### Supplied information

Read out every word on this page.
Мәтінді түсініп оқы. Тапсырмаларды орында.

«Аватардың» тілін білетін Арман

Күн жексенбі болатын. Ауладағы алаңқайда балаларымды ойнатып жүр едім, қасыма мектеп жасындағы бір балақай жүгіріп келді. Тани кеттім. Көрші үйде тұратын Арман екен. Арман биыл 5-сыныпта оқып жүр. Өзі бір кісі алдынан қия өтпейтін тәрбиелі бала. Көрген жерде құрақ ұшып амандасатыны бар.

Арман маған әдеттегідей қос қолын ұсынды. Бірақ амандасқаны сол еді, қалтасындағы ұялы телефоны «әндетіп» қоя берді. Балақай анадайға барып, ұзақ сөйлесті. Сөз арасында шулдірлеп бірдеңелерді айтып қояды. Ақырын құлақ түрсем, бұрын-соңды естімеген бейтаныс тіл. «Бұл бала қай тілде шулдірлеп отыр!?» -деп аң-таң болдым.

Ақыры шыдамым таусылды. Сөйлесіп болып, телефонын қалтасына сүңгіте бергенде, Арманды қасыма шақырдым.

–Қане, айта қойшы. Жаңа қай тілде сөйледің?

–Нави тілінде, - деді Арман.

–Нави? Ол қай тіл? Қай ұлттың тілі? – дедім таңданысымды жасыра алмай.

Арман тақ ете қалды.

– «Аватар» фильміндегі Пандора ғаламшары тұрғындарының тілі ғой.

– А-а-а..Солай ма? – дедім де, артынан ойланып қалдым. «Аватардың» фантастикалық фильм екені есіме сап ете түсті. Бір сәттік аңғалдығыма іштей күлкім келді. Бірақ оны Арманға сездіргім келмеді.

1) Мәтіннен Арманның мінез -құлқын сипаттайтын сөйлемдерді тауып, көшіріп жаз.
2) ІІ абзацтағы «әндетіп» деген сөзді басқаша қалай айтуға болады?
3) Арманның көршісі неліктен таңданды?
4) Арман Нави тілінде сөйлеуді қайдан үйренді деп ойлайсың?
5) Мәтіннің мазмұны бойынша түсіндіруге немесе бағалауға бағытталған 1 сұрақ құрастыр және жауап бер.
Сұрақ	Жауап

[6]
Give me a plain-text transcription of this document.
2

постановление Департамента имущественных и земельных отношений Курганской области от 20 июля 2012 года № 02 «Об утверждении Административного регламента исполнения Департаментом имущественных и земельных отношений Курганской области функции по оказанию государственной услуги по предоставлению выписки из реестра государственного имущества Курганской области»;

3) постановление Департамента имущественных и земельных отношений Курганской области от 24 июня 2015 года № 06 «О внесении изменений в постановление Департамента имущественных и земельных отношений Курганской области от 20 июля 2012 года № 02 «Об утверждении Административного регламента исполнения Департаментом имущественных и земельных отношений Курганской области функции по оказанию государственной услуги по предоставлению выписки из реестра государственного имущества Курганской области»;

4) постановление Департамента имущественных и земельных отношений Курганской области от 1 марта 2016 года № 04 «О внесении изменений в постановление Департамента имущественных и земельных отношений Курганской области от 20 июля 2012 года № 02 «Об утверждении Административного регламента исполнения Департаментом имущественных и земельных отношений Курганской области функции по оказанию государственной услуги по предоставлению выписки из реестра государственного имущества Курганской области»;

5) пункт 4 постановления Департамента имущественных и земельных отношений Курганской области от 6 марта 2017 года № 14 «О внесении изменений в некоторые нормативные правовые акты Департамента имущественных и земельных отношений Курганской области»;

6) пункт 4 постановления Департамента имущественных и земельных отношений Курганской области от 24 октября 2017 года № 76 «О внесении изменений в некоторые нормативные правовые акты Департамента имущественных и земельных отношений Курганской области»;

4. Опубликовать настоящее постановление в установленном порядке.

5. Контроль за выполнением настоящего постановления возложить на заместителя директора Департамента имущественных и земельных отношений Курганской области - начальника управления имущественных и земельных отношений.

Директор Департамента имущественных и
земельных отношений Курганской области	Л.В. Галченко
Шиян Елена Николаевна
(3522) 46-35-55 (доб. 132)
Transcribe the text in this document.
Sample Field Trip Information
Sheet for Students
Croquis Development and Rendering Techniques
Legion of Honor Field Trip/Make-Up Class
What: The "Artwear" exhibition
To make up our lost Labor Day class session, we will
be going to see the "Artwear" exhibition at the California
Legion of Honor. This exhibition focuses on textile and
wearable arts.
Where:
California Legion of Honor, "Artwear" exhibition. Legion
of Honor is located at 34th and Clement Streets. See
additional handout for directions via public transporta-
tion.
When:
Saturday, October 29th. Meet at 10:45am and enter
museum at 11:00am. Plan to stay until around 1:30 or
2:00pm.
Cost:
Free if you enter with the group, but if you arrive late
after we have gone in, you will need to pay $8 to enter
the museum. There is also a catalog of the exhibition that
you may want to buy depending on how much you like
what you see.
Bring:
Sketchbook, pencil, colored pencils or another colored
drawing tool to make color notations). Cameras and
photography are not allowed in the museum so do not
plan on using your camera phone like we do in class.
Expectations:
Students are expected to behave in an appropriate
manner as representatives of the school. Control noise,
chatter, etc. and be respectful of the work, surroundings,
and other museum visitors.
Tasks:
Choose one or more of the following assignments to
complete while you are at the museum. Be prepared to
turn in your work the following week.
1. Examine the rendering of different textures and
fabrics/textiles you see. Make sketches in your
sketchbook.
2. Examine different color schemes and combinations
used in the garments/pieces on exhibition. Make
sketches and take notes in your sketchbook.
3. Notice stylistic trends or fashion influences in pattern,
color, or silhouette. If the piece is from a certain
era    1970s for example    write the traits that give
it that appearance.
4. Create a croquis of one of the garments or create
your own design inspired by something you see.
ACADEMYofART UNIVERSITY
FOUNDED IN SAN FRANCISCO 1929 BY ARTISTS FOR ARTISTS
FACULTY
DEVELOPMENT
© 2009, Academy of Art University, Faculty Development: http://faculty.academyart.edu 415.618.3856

######

Aim:
Above are the records; copy every line in them that holds the word "тілде".

Exercise solution:
Арман маған әдеттегідей қос қолын ұсынды. Бірақ амандасқаны сол еді, қалтасындағы ұялы телефоны «әндетіп» қоя берді. Балақай анадайға барып, ұзақ сөйлесті. Сөз арасында шулдірлеп бірдеңелерді айтып қояды. Ақырын құлақ түрсем, бұрын-соңды естімеген бейтаныс тіл. «Бұл бала қай тілде шулдірлеп отыр!?» -деп аң-таң болдым.
–Қане, айта қойшы. Жаңа қай тілде сөйледің?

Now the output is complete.